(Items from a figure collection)
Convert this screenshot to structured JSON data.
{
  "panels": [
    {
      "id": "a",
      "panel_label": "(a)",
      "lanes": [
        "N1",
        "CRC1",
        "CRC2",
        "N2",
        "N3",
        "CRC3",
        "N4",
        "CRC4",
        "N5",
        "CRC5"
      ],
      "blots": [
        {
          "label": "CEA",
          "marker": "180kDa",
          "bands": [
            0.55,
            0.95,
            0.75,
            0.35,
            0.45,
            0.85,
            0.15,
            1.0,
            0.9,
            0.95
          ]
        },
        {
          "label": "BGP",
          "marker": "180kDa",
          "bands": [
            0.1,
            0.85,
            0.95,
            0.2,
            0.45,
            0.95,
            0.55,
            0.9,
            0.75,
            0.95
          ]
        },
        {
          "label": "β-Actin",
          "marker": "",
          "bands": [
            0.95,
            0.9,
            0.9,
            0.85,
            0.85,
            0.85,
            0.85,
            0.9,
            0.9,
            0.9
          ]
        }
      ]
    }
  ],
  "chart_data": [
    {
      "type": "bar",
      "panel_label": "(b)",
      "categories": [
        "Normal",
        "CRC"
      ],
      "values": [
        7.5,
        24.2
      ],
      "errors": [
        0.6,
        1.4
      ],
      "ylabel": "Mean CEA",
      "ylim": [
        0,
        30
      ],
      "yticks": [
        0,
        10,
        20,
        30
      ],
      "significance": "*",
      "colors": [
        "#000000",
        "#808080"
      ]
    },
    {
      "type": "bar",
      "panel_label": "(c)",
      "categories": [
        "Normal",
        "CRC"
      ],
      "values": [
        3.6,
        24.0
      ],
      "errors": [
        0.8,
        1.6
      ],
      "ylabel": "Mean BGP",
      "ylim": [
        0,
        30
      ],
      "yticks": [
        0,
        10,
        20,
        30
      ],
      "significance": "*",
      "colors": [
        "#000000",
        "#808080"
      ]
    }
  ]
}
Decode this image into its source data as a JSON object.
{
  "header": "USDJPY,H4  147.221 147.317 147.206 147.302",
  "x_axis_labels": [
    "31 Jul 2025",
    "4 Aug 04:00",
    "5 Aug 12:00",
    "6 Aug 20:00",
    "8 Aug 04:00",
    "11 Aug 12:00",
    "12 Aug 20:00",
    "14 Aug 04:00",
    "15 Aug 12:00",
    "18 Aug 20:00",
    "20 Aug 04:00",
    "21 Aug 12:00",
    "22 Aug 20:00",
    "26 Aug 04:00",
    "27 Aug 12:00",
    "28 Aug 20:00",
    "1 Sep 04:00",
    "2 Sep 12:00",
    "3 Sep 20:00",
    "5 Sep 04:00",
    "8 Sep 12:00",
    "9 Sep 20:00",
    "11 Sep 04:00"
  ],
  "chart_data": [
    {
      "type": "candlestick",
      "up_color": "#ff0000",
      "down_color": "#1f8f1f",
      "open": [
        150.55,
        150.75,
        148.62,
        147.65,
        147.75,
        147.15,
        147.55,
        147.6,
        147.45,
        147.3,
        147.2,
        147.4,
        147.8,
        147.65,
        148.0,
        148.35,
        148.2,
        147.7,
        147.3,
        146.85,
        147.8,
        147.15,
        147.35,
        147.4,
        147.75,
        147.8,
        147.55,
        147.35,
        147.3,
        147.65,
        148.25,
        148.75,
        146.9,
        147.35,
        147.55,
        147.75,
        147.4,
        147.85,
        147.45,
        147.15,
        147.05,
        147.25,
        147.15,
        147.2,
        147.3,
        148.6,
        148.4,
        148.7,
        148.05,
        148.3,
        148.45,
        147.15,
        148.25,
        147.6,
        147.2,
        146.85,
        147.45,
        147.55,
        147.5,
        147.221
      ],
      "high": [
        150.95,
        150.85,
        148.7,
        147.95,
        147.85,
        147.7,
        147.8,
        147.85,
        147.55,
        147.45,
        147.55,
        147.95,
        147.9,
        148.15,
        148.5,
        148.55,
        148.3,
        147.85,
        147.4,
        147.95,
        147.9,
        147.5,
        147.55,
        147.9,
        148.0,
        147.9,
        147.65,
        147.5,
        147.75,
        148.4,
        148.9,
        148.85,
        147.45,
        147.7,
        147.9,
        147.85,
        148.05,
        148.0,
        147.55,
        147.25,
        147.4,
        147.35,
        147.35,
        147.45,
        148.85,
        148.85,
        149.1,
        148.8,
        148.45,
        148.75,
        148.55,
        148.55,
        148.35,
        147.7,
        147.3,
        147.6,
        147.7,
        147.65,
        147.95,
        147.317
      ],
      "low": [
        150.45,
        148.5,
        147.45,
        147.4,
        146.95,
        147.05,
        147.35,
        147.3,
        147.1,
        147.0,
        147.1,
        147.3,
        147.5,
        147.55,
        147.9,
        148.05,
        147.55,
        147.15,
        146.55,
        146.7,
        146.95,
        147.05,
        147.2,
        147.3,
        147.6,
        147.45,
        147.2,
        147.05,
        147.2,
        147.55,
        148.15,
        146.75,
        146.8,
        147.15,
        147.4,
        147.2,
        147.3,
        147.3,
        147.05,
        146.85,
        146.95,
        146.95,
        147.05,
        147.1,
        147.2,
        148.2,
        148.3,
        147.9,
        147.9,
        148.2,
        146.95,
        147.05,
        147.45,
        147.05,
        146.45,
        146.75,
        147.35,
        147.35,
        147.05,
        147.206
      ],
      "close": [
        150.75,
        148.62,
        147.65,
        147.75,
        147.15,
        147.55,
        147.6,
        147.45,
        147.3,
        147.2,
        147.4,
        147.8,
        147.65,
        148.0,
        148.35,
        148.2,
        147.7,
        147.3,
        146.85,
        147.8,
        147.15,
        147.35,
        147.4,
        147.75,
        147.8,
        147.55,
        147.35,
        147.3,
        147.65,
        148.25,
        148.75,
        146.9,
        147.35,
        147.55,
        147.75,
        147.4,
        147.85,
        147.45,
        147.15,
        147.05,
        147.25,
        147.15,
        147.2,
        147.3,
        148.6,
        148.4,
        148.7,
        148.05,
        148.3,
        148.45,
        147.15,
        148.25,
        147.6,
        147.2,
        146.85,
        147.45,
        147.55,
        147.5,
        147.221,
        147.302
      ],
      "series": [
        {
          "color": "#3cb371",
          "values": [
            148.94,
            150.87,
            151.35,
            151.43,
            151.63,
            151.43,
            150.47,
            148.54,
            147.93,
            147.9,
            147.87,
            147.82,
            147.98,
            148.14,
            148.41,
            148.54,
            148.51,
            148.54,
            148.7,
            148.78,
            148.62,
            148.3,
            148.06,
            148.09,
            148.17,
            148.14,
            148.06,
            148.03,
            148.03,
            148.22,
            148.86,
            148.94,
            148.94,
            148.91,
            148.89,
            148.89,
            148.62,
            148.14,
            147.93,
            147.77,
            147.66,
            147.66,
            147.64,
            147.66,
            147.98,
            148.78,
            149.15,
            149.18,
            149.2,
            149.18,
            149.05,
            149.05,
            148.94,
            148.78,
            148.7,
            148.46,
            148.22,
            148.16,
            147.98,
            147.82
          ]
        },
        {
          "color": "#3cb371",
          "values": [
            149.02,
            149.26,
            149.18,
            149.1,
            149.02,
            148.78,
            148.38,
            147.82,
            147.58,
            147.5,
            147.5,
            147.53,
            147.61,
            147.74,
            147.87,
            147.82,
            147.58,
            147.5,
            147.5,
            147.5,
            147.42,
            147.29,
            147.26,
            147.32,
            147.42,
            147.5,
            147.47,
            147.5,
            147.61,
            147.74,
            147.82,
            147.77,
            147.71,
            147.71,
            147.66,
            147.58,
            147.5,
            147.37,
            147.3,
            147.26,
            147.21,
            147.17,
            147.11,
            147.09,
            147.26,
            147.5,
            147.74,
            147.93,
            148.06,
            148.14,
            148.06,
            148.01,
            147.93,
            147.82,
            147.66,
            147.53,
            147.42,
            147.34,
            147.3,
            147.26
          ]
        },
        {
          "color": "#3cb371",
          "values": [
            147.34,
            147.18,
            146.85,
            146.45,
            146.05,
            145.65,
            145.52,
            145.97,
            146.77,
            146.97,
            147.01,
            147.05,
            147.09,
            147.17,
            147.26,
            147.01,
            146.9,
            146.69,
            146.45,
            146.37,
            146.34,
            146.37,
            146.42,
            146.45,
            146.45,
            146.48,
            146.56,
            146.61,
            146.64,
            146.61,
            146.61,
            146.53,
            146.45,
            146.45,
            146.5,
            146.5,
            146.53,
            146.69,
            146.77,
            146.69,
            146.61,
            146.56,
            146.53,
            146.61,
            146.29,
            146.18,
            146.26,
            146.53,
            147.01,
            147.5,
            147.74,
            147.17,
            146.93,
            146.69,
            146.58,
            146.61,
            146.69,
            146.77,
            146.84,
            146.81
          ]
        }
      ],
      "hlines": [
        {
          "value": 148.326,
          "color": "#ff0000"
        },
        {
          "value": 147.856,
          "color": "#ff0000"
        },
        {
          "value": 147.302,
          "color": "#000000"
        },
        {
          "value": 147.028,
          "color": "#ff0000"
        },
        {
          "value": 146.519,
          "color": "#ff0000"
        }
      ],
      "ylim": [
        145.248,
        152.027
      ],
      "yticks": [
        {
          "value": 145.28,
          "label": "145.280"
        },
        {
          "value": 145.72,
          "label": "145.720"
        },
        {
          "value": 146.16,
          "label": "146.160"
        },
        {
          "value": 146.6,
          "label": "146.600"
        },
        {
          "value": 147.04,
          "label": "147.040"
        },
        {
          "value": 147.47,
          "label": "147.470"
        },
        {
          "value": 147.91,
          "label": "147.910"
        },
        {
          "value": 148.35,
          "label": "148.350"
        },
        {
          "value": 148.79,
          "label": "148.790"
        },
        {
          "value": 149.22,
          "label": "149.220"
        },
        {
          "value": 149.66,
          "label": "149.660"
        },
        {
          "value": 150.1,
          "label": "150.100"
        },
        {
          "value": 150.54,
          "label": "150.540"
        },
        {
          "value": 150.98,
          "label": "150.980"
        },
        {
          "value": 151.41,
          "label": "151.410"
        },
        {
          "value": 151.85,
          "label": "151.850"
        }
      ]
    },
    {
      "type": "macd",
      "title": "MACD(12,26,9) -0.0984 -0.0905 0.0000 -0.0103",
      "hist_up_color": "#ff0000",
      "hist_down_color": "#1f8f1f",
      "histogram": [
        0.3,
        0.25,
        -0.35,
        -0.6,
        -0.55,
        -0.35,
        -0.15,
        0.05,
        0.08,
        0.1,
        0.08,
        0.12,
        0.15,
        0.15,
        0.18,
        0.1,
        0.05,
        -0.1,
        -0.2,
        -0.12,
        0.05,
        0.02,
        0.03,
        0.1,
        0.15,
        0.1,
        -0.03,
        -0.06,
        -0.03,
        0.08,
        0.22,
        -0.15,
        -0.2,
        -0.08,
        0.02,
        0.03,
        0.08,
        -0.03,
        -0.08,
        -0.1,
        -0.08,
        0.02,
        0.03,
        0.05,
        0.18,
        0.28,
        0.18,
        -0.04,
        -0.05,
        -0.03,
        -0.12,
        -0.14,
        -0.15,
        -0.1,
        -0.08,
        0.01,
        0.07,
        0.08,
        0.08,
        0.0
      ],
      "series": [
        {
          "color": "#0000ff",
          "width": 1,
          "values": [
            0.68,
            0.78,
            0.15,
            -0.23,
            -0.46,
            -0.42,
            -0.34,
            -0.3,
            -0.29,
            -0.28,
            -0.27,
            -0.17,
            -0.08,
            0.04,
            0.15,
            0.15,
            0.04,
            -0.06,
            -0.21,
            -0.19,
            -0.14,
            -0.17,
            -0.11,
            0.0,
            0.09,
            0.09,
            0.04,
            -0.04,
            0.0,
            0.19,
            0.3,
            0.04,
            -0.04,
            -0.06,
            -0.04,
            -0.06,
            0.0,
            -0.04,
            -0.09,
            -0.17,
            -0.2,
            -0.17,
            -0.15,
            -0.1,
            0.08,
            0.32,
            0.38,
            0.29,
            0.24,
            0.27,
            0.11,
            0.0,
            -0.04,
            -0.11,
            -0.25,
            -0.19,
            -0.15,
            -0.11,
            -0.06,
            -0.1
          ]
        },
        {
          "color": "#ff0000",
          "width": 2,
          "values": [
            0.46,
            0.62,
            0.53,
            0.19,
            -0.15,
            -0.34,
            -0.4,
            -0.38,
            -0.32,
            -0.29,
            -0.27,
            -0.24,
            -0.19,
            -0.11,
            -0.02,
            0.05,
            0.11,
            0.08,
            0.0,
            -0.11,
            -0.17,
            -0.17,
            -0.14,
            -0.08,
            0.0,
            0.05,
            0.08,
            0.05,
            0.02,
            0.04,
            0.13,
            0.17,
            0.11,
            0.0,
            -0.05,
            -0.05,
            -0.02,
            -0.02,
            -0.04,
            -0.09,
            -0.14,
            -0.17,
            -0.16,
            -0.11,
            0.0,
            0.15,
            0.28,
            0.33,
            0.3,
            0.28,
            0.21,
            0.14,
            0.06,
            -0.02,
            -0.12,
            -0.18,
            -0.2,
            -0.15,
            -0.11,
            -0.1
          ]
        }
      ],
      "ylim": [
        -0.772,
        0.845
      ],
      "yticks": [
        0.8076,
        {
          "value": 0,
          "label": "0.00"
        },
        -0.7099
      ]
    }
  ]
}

▸ **Stated exercise**: Within the records, how many lines include "this"? The answer is the number and nothing else.

▸ **Result**: 2